━━━ WORKING DATA

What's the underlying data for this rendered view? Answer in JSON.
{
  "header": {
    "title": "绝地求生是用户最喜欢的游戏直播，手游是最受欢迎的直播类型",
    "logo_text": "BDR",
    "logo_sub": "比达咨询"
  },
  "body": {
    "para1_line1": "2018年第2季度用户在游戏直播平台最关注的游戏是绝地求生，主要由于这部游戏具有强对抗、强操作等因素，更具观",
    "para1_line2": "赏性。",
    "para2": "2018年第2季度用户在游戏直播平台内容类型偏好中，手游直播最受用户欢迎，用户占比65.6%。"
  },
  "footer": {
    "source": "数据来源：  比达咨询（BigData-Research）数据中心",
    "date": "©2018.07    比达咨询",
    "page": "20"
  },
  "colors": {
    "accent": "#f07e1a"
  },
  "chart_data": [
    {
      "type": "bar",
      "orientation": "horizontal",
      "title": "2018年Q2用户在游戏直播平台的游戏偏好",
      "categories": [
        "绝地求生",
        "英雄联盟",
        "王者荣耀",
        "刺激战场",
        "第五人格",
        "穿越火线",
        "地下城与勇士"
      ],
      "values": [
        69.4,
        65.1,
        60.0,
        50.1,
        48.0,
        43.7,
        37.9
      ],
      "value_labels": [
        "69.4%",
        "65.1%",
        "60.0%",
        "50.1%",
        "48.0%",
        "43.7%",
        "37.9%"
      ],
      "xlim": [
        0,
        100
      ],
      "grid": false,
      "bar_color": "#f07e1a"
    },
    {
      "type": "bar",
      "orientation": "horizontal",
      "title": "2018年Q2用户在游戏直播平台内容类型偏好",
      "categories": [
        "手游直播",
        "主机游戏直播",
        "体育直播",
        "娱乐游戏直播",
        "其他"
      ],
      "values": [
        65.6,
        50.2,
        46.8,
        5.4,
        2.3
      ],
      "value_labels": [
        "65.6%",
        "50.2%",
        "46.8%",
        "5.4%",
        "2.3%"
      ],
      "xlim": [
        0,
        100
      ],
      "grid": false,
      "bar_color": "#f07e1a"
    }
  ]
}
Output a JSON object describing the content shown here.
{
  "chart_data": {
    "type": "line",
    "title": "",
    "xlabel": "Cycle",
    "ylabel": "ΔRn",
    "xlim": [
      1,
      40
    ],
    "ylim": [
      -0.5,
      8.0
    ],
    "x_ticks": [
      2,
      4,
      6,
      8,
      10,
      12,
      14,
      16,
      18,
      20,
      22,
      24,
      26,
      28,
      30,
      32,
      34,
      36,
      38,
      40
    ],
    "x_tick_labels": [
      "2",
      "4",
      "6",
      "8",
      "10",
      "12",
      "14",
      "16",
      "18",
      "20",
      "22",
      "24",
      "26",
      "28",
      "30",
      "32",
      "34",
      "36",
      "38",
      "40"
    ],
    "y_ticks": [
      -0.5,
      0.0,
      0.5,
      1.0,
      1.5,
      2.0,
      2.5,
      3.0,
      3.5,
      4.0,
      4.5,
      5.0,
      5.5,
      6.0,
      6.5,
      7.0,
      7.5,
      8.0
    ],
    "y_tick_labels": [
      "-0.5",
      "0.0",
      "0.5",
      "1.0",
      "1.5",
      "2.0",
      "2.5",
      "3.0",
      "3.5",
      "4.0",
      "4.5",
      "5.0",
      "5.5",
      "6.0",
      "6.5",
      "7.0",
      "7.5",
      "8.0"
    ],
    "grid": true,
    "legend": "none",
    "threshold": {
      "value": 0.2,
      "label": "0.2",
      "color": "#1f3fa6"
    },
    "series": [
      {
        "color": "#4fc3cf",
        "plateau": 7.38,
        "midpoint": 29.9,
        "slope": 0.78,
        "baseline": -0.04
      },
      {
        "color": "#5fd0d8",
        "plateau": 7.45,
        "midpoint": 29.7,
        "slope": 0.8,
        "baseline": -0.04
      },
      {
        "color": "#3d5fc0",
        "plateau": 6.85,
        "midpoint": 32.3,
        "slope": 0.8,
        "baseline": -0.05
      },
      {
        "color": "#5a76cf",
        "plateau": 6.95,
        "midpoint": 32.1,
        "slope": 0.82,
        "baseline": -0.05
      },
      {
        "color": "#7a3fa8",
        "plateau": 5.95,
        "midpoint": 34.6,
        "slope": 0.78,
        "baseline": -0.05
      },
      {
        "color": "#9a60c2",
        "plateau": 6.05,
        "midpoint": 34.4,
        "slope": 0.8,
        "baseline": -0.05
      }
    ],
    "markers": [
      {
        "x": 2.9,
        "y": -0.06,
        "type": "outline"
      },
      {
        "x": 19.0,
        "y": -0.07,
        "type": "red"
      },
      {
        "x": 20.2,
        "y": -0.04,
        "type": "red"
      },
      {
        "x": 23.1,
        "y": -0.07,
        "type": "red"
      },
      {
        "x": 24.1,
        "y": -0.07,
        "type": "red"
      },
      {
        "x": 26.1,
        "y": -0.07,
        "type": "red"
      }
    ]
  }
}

━━━━━━

◆ DIRECTIVE ◆
Your task is to repeat the data exactly; please include every line.

◆ EXERCISE OUTPUT ◆
What's the underlying data for this rendered view? Answer in JSON.
{
  "header": {
    "title": "绝地求生是用户最喜欢的游戏直播，手游是最受欢迎的直播类型",
    "logo_text": "BDR",
    "logo_sub": "比达咨询"
  },
  "body": {
    "para1_line1": "2018年第2季度用户在游戏直播平台最关注的游戏是绝地求生，主要由于这部游戏具有强对抗、强操作等因素，更具观",
    "para1_line2": "赏性。",
    "para2": "2018年第2季度用户在游戏直播平台内容类型偏好中，手游直播最受用户欢迎，用户占比65.6%。"
  },
  "footer": {
    "source": "数据来源：  比达咨询（BigData-Research）数据中心",
    "date": "©2018.07    比达咨询",
    "page": "20"
  },
  "colors": {
    "accent": "#f07e1a"
  },
  "chart_data": [
    {
      "type": "bar",
      "orientation": "horizontal",
      "title": "2018年Q2用户在游戏直播平台的游戏偏好",
      "categories": [
        "绝地求生",
        "英雄联盟",
        "王者荣耀",
        "刺激战场",
        "第五人格",
        "穿越火线",
        "地下城与勇士"
      ],
      "values": [
        69.4,
        65.1,
        60.0,
        50.1,
        48.0,
        43.7,
        37.9
      ],
      "value_labels": [
        "69.4%",
        "65.1%",
        "60.0%",
        "50.1%",
        "48.0%",
        "43.7%",
        "37.9%"
      ],
      "xlim": [
        0,
        100
      ],
      "grid": false,
      "bar_color": "#f07e1a"
    },
    {
      "type": "bar",
      "orientation": "horizontal",
      "title": "2018年Q2用户在游戏直播平台内容类型偏好",
      "categories": [
        "手游直播",
        "主机游戏直播",
        "体育直播",
        "娱乐游戏直播",
        "其他"
      ],
      "values": [
        65.6,
        50.2,
        46.8,
        5.4,
        2.3
      ],
      "value_labels": [
        "65.6%",
        "50.2%",
        "46.8%",
        "5.4%",
        "2.3%"
      ],
      "xlim": [
        0,
        100
      ],
      "grid": false,
      "bar_color": "#f07e1a"
    }
  ]
}
Output a JSON object describing the content shown here.
{
  "chart_data": {
    "type": "line",
    "title": "",
    "xlabel": "Cycle",
    "ylabel": "ΔRn",
    "xlim": [
      1,
      40
    ],
    "ylim": [
      -0.5,
      8.0
    ],
    "x_ticks": [
      2,
      4,
      6,
      8,
      10,
      12,
      14,
      16,
      18,
      20,
      22,
      24,
      26,
      28,
      30,
      32,
      34,
      36,
      38,
      40
    ],
    "x_tick_labels": [
      "2",
      "4",
      "6",
      "8",
      "10",
      "12",
      "14",
      "16",
      "18",
      "20",
      "22",
      "24",
      "26",
      "28",
      "30",
      "32",
      "34",
      "36",
      "38",
      "40"
    ],
    "y_ticks": [
      -0.5,
      0.0,
      0.5,
      1.0,
      1.5,
      2.0,
      2.5,
      3.0,
      3.5,
      4.0,
      4.5,
      5.0,
      5.5,
      6.0,
      6.5,
      7.0,
      7.5,
      8.0
    ],
    "y_tick_labels": [
      "-0.5",
      "0.0",
      "0.5",
      "1.0",
      "1.5",
      "2.0",
      "2.5",
      "3.0",
      "3.5",
      "4.0",
      "4.5",
      "5.0",
      "5.5",
      "6.0",
      "6.5",
      "7.0",
      "7.5",
      "8.0"
    ],
    "grid": true,
    "legend": "none",
    "threshold": {
      "value": 0.2,
      "label": "0.2",
      "color": "#1f3fa6"
    },
    "series": [
      {
        "color": "#4fc3cf",
        "plateau": 7.38,
        "midpoint": 29.9,
        "slope": 0.78,
        "baseline": -0.04
      },
      {
        "color": "#5fd0d8",
        "plateau": 7.45,
        "midpoint": 29.7,
        "slope": 0.8,
        "baseline": -0.04
      },
      {
        "color": "#3d5fc0",
        "plateau": 6.85,
        "midpoint": 32.3,
        "slope": 0.8,
        "baseline": -0.05
      },
      {
        "color": "#5a76cf",
        "plateau": 6.95,
        "midpoint": 32.1,
        "slope": 0.82,
        "baseline": -0.05
      },
      {
        "color": "#7a3fa8",
        "plateau": 5.95,
        "midpoint": 34.6,
        "slope": 0.78,
        "baseline": -0.05
      },
      {
        "color": "#9a60c2",
        "plateau": 6.05,
        "midpoint": 34.4,
        "slope": 0.8,
        "baseline": -0.05
      }
    ],
    "markers": [
      {
        "x": 2.9,
        "y": -0.06,
        "type": "outline"
      },
      {
        "x": 19.0,
        "y": -0.07,
        "type": "red"
      },
      {
        "x": 20.2,
        "y": -0.04,
        "type": "red"
      },
      {
        "x": 23.1,
        "y": -0.07,
        "type": "red"
      },
      {
        "x": 24.1,
        "y": -0.07,
        "type": "red"
      },
      {
        "x": 26.1,
        "y": -0.07,
        "type": "red"
      }
    ]
  }
}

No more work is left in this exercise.